== DATA SUPPLIED ==

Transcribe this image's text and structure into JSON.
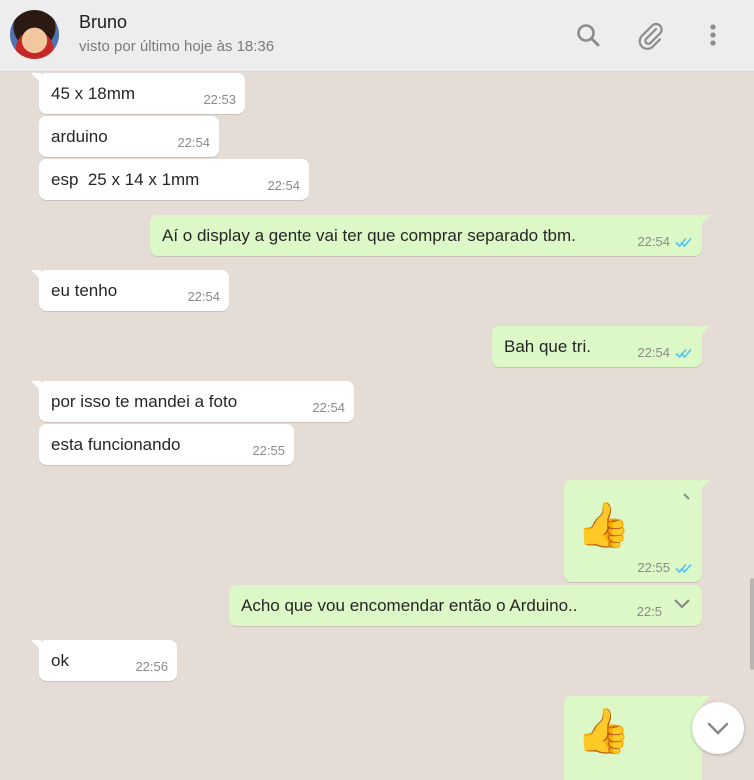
{
  "header": {
    "contact_name": "Bruno",
    "status": "visto por último hoje às 18:36"
  },
  "colors": {
    "chat_background": "#e5ddd5",
    "incoming_bubble": "#ffffff",
    "outgoing_bubble": "#dcf8c6",
    "read_ticks": "#4fc3f7"
  },
  "icons": [
    "search-icon",
    "attach-icon",
    "menu-icon",
    "scroll-down-icon",
    "thumbs-up-sticker",
    "double-check-icon"
  ],
  "messages": [
    {
      "dir": "in",
      "text": "45 x 18mm",
      "time": "22:53"
    },
    {
      "dir": "in",
      "text": "arduino",
      "time": "22:54"
    },
    {
      "dir": "in",
      "text": "esp  25 x 14 x 1mm",
      "time": "22:54"
    },
    {
      "dir": "out",
      "text": "Aí o display a gente vai ter que comprar separado tbm.",
      "time": "22:54",
      "status": "read"
    },
    {
      "dir": "in",
      "text": "eu tenho",
      "time": "22:54"
    },
    {
      "dir": "out",
      "text": "Bah que tri.",
      "time": "22:54",
      "status": "read"
    },
    {
      "dir": "in",
      "text": "por isso te mandei a foto",
      "time": "22:54"
    },
    {
      "dir": "in",
      "text": "esta funcionando",
      "time": "22:55"
    },
    {
      "dir": "out",
      "sticker": "👍",
      "time": "22:55",
      "status": "read"
    },
    {
      "dir": "out",
      "text": "Acho que vou encomendar então o Arduino..",
      "time": "22:5",
      "status": "read"
    },
    {
      "dir": "in",
      "text": "ok",
      "time": "22:56"
    },
    {
      "dir": "out",
      "sticker": "👍",
      "time": "",
      "status": ""
    }
  ]
}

===

* [REQUIRED TASK]: Write the entries above out again exactly, but not the pictures.

* [SOLUTION FOR THIS PROBLEM]:
Transcribe this image's text and structure into JSON.
{
  "header": {
    "contact_name": "Bruno",
    "status": "visto por último hoje às 18:36"
  },
  "colors": {
    "chat_background": "#e5ddd5",
    "incoming_bubble": "#ffffff",
    "outgoing_bubble": "#dcf8c6",
    "read_ticks": "#4fc3f7"
  },
  "icons": [
    "search-icon",
    "attach-icon",
    "menu-icon",
    "scroll-down-icon",
    "thumbs-up-sticker",
    "double-check-icon"
  ],
  "messages": [
    {
      "dir": "in",
      "text": "45 x 18mm",
      "time": "22:53"
    },
    {
      "dir": "in",
      "text": "arduino",
      "time": "22:54"
    },
    {
      "dir": "in",
      "text": "esp  25 x 14 x 1mm",
      "time": "22:54"
    },
    {
      "dir": "out",
      "text": "Aí o display a gente vai ter que comprar separado tbm.",
      "time": "22:54",
      "status": "read"
    },
    {
      "dir": "in",
      "text": "eu tenho",
      "time": "22:54"
    },
    {
      "dir": "out",
      "text": "Bah que tri.",
      "time": "22:54",
      "status": "read"
    },
    {
      "dir": "in",
      "text": "por isso te mandei a foto",
      "time": "22:54"
    },
    {
      "dir": "in",
      "text": "esta funcionando",
      "time": "22:55"
    },
    {
      "dir": "out",
      "sticker": "👍",
      "time": "22:55",
      "status": "read"
    },
    {
      "dir": "out",
      "text": "Acho que vou encomendar então o Arduino..",
      "time": "22:5",
      "status": "read"
    },
    {
      "dir": "in",
      "text": "ok",
      "time": "22:56"
    },
    {
      "dir": "out",
      "sticker": "👍",
      "time": "",
      "status": ""
    }
  ]
}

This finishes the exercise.